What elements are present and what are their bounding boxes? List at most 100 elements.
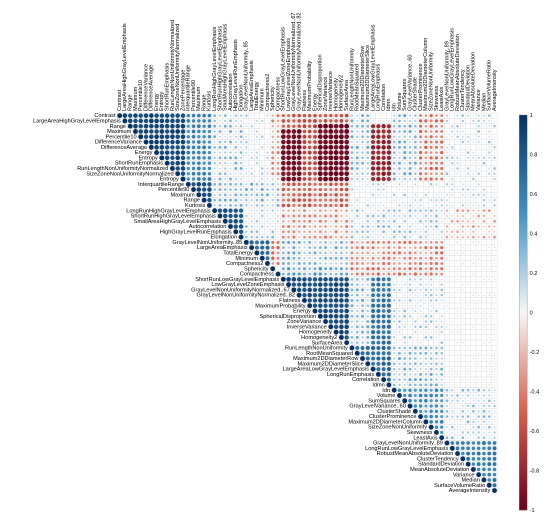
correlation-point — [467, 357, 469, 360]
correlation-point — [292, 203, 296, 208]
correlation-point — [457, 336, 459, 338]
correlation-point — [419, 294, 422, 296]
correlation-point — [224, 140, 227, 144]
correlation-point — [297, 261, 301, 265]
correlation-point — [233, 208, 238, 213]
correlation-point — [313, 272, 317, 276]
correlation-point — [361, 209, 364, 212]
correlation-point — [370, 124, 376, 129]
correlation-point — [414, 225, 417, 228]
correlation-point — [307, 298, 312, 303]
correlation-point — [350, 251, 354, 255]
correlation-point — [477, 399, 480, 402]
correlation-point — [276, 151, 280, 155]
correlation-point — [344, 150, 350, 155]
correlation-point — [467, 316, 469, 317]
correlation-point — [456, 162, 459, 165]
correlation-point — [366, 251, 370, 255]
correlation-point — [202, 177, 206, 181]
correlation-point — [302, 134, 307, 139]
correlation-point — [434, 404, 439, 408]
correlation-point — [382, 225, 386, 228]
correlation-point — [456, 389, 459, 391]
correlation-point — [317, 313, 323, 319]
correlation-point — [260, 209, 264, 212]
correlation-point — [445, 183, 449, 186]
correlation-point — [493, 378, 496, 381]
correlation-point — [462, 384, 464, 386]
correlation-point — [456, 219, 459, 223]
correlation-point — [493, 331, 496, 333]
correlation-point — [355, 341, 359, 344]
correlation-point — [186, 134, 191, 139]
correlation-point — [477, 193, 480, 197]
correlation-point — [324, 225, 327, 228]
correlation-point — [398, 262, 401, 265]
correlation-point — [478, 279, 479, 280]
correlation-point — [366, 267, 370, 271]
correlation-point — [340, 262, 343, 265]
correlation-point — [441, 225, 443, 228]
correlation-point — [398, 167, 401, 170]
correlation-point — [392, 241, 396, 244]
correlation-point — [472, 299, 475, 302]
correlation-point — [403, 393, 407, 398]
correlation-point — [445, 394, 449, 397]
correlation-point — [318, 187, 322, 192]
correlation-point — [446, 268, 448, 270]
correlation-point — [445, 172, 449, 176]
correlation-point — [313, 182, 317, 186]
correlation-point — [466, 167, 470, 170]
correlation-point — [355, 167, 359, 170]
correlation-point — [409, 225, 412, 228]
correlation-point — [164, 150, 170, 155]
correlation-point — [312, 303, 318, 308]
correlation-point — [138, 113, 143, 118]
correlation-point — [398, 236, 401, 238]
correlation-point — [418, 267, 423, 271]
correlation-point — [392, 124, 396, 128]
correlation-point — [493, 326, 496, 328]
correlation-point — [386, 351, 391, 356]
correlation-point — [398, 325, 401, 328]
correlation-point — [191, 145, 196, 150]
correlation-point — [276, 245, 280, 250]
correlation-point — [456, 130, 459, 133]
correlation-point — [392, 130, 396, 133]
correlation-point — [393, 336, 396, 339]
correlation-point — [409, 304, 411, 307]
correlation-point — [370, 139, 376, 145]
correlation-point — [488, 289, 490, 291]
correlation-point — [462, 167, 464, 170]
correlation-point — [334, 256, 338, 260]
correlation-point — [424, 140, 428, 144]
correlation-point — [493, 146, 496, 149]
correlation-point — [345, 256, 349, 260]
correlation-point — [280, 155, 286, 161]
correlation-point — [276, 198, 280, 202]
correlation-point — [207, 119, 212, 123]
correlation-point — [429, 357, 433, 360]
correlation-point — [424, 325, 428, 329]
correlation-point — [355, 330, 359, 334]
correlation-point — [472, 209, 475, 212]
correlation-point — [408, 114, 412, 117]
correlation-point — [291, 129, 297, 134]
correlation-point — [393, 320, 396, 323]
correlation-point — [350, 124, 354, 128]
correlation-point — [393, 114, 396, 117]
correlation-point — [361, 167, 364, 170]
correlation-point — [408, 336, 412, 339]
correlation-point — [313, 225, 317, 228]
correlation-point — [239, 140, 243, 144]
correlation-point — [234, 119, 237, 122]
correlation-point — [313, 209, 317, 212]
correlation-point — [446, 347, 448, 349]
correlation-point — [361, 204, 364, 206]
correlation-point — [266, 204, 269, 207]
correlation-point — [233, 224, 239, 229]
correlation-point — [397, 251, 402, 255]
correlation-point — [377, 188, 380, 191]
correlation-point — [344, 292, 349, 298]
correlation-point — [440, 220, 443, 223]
********
→ **TASK TO COMPLETE**:
Rewrite the items above with every "correlation-point" changed to "data-point" and nothing else altered. Leave out the pictures.

→ **RESULT**:
What elements are present and what are their bounding boxes? List at most 100 elements.
data-point — [467, 357, 469, 360]
data-point — [292, 203, 296, 208]
data-point — [457, 336, 459, 338]
data-point — [419, 294, 422, 296]
data-point — [224, 140, 227, 144]
data-point — [297, 261, 301, 265]
data-point — [233, 208, 238, 213]
data-point — [313, 272, 317, 276]
data-point — [361, 209, 364, 212]
data-point — [370, 124, 376, 129]
data-point — [414, 225, 417, 228]
data-point — [307, 298, 312, 303]
data-point — [350, 251, 354, 255]
data-point — [477, 399, 480, 402]
data-point — [276, 151, 280, 155]
data-point — [344, 150, 350, 155]
data-point — [467, 316, 469, 317]
data-point — [456, 162, 459, 165]
data-point — [366, 251, 370, 255]
data-point — [202, 177, 206, 181]
data-point — [302, 134, 307, 139]
data-point — [434, 404, 439, 408]
data-point — [382, 225, 386, 228]
data-point — [456, 389, 459, 391]
data-point — [317, 313, 323, 319]
data-point — [260, 209, 264, 212]
data-point — [445, 183, 449, 186]
data-point — [493, 378, 496, 381]
data-point — [462, 384, 464, 386]
data-point — [456, 219, 459, 223]
data-point — [493, 331, 496, 333]
data-point — [355, 341, 359, 344]
data-point — [186, 134, 191, 139]
data-point — [477, 193, 480, 197]
data-point — [324, 225, 327, 228]
data-point — [398, 262, 401, 265]
data-point — [478, 279, 479, 280]
data-point — [366, 267, 370, 271]
data-point — [340, 262, 343, 265]
data-point — [441, 225, 443, 228]
data-point — [398, 167, 401, 170]
data-point — [392, 241, 396, 244]
data-point — [472, 299, 475, 302]
data-point — [403, 393, 407, 398]
data-point — [445, 394, 449, 397]
data-point — [318, 187, 322, 192]
data-point — [446, 268, 448, 270]
data-point — [445, 172, 449, 176]
data-point — [313, 182, 317, 186]
data-point — [466, 167, 470, 170]
data-point — [355, 167, 359, 170]
data-point — [409, 225, 412, 228]
data-point — [164, 150, 170, 155]
data-point — [312, 303, 318, 308]
data-point — [138, 113, 143, 118]
data-point — [398, 236, 401, 238]
data-point — [418, 267, 423, 271]
data-point — [392, 124, 396, 128]
data-point — [493, 326, 496, 328]
data-point — [386, 351, 391, 356]
data-point — [398, 325, 401, 328]
data-point — [191, 145, 196, 150]
data-point — [276, 245, 280, 250]
data-point — [456, 130, 459, 133]
data-point — [392, 130, 396, 133]
data-point — [393, 336, 396, 339]
data-point — [409, 304, 411, 307]
data-point — [370, 139, 376, 145]
data-point — [488, 289, 490, 291]
data-point — [462, 167, 464, 170]
data-point — [334, 256, 338, 260]
data-point — [424, 140, 428, 144]
data-point — [493, 146, 496, 149]
data-point — [345, 256, 349, 260]
data-point — [280, 155, 286, 161]
data-point — [276, 198, 280, 202]
data-point — [207, 119, 212, 123]
data-point — [429, 357, 433, 360]
data-point — [424, 325, 428, 329]
data-point — [355, 330, 359, 334]
data-point — [472, 209, 475, 212]
data-point — [408, 114, 412, 117]
data-point — [291, 129, 297, 134]
data-point — [393, 320, 396, 323]
data-point — [350, 124, 354, 128]
data-point — [393, 114, 396, 117]
data-point — [361, 167, 364, 170]
data-point — [408, 336, 412, 339]
data-point — [313, 225, 317, 228]
data-point — [239, 140, 243, 144]
data-point — [234, 119, 237, 122]
data-point — [313, 209, 317, 212]
data-point — [446, 347, 448, 349]
data-point — [361, 204, 364, 206]
data-point — [266, 204, 269, 207]
data-point — [233, 224, 239, 229]
data-point — [397, 251, 402, 255]
data-point — [377, 188, 380, 191]
data-point — [344, 292, 349, 298]
data-point — [440, 220, 443, 223]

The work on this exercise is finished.